_EXERCISE DETAILS:_
Scan the listing below. Report each line that includes "dage".

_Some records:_

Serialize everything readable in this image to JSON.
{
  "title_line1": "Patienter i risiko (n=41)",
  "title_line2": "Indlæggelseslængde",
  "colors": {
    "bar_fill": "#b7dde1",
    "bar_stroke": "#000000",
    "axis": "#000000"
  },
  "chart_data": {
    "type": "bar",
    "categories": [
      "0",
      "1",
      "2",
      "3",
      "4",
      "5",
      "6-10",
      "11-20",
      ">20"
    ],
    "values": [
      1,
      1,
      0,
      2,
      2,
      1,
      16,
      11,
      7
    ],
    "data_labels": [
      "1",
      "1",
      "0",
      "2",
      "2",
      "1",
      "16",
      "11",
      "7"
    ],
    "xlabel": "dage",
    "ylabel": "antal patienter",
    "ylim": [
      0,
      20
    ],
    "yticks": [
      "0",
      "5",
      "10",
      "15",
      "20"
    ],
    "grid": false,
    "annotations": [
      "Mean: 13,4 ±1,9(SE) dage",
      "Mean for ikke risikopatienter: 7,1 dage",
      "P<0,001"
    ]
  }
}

_FULL RESPONSE:_
    "xlabel": "dage",
      "Mean: 13,4 ±1,9(SE) dage",
      "Mean for ikke risikopatienter: 7,1 dage",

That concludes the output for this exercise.